[Figure dataset records]
■ ■ ■
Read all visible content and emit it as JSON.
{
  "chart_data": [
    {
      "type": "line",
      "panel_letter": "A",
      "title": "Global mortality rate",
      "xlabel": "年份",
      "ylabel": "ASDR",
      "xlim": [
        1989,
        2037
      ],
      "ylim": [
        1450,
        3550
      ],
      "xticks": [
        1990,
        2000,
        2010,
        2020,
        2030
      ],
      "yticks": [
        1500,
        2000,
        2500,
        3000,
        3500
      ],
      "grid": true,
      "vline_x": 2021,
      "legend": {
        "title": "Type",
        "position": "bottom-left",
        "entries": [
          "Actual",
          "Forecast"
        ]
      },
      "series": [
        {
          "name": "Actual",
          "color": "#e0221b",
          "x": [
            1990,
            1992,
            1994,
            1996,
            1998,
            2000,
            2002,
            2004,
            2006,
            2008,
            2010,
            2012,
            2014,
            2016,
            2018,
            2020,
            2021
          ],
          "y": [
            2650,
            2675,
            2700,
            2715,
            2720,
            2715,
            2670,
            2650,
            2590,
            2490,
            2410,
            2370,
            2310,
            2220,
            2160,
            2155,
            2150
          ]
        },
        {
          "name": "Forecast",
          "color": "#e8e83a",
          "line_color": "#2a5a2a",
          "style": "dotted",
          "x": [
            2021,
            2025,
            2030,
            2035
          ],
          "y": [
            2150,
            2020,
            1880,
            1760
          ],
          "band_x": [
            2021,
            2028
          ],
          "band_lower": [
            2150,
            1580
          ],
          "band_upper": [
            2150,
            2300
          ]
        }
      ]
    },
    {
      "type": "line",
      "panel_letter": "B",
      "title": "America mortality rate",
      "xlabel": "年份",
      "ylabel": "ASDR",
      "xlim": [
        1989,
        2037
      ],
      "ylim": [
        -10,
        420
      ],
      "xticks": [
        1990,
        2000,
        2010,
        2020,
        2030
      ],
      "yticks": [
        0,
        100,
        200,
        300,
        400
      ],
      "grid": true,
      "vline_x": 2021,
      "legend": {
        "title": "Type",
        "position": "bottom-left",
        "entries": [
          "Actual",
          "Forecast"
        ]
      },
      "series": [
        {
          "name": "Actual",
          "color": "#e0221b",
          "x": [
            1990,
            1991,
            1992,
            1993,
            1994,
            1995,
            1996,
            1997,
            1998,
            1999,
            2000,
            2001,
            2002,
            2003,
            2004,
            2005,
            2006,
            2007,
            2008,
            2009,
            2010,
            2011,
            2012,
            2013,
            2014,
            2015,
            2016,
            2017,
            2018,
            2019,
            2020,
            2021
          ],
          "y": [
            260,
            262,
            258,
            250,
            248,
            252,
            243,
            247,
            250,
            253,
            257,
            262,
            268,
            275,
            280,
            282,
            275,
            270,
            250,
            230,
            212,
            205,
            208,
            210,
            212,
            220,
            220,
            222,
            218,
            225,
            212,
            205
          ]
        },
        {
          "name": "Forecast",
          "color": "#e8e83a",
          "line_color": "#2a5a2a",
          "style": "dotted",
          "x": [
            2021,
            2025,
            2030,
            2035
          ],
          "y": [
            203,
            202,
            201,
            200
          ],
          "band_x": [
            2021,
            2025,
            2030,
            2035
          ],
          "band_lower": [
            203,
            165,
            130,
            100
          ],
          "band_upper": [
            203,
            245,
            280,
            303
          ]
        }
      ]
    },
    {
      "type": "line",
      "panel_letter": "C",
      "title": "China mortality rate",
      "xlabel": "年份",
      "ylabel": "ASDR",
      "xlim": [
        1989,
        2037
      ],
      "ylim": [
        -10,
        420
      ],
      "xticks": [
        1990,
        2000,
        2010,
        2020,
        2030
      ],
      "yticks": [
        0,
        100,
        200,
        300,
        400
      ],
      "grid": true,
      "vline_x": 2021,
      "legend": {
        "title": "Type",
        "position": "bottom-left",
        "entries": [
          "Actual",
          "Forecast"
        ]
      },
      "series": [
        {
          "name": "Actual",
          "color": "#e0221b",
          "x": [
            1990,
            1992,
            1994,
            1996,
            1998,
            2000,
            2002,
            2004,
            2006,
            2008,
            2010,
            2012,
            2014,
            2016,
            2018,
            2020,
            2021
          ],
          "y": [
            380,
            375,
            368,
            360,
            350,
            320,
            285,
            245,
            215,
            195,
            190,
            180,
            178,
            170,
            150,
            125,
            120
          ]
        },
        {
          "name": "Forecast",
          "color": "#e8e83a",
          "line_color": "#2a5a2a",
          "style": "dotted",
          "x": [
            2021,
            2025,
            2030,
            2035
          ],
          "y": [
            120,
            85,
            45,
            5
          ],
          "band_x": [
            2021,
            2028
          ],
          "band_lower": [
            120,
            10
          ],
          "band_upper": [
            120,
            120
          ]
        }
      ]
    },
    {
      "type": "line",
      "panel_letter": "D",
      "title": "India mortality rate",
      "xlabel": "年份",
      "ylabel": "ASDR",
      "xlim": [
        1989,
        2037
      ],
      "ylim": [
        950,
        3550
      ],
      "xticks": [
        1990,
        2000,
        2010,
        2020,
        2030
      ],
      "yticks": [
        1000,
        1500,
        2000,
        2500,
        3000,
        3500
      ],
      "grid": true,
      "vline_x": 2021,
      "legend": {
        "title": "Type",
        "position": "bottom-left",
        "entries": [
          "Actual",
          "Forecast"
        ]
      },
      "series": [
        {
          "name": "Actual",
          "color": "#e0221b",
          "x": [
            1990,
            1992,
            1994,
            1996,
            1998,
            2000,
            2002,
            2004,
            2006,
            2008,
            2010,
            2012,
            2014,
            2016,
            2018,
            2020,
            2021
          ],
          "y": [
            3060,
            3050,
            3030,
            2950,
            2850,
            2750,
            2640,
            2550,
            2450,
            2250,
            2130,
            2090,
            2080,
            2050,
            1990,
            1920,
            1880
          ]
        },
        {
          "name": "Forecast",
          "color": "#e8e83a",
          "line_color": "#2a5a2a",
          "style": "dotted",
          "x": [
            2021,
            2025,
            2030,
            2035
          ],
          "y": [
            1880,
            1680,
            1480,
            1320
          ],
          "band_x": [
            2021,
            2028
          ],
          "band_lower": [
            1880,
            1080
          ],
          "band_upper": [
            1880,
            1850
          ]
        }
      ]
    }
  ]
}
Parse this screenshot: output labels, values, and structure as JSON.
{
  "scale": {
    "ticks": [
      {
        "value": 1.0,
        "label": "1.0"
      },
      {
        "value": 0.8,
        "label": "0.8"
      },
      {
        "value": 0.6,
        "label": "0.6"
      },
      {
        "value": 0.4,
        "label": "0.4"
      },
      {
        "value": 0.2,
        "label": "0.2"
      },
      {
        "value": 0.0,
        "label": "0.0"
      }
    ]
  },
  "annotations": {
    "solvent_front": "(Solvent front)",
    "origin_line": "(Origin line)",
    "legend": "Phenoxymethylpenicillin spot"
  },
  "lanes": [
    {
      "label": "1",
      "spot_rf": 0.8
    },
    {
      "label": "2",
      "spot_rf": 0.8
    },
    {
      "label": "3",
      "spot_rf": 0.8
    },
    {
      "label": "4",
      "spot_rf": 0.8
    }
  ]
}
■ ■ ■
- **Problem requirements**
Make a tally of the lines in this data that include the string "mortality", and answer with that tally alone.

- **Worked solution**
4